— start of ENTRIES PROVIDED —
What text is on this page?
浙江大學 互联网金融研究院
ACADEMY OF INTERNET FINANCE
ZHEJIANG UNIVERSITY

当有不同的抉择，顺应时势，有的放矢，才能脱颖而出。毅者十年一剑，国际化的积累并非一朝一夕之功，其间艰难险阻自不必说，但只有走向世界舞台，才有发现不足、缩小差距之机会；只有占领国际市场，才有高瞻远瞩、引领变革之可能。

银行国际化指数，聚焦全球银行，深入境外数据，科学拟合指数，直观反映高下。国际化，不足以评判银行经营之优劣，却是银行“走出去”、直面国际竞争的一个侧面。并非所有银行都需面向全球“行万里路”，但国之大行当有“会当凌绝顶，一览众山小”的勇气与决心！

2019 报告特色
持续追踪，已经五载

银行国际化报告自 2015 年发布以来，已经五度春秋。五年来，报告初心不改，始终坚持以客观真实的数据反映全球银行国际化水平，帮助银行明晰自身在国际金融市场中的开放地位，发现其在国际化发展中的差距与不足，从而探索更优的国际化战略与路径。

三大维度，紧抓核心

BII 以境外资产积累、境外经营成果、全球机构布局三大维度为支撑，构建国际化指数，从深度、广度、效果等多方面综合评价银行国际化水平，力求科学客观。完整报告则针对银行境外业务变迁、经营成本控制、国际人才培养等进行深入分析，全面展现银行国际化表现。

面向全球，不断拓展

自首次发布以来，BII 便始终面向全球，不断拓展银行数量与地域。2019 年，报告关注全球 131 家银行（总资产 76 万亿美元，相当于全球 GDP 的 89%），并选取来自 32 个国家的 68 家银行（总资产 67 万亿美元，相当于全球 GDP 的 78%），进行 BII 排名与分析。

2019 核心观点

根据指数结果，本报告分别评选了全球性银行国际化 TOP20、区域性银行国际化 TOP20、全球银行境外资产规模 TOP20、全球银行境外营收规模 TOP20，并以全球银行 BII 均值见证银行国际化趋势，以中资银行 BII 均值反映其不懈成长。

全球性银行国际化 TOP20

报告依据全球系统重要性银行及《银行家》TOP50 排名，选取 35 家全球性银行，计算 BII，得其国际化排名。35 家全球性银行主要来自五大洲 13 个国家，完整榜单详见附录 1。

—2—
— end of ENTRIES PROVIDED —
— start of ENTRIES PROVIDED —
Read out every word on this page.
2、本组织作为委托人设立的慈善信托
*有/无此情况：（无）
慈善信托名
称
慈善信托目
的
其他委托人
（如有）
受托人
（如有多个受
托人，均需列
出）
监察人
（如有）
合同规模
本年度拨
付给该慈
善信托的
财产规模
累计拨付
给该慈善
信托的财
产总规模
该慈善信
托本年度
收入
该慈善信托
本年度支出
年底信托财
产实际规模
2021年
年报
— end of ENTRIES PROVIDED —
**SHORT PROBLEM:** Pull out every line of the records that includes the string "this".

**TASK ANSWER:**
What text is on this page?
Read out every word on this page.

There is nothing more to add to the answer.